▶ [Written problem]
Copy each line exactly. Drop every picture.
────────────────────────────────────────
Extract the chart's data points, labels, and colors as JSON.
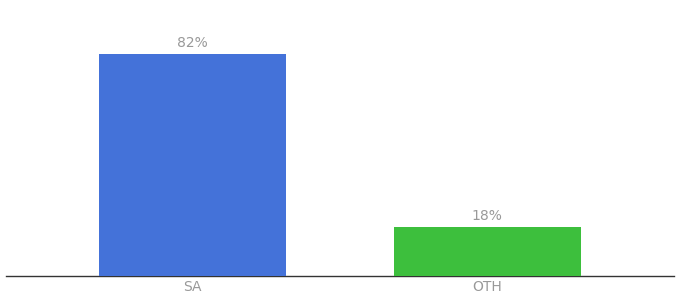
{
  "categories": [
    "SA",
    "OTH"
  ],
  "values": [
    82,
    18
  ],
  "bar_colors": [
    "#4472d9",
    "#3dbf3d"
  ],
  "label_texts": [
    "82%",
    "18%"
  ],
  "background_color": "#ffffff",
  "text_color": "#999999",
  "axis_line_color": "#333333",
  "label_fontsize": 10,
  "tick_fontsize": 10,
  "ylim": [
    0,
    100
  ],
  "bar_width": 0.28,
  "x_positions": [
    0.28,
    0.72
  ],
  "xlim": [
    0.0,
    1.0
  ],
  "figsize": [
    6.8,
    3.0
  ],
  "dpi": 100
}
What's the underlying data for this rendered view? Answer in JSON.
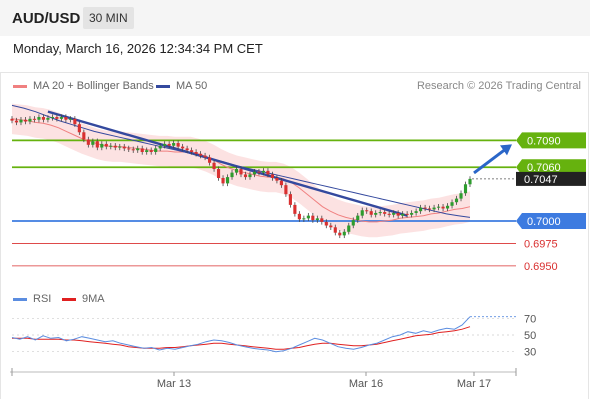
────────────────────────────────────────
▶ [Answer in full]
Extract the chart's data points, labels, and colors as JSON.
{
  "categories": [
    "SA",
    "OTH"
  ],
  "values": [
    82,
    18
  ],
  "bar_colors": [
    "#4472d9",
    "#3dbf3d"
  ],
  "label_texts": [
    "82%",
    "18%"
  ],
  "background_color": "#ffffff",
  "text_color": "#999999",
  "axis_line_color": "#333333",
  "label_fontsize": 10,
  "tick_fontsize": 10,
  "ylim": [
    0,
    100
  ],
  "bar_width": 0.28,
  "x_positions": [
    0.28,
    0.72
  ],
  "xlim": [
    0.0,
    1.0
  ],
  "figsize": [
    6.8,
    3.0
  ],
  "dpi": 100
}
What's the underlying data for this rendered view? Answer in JSON.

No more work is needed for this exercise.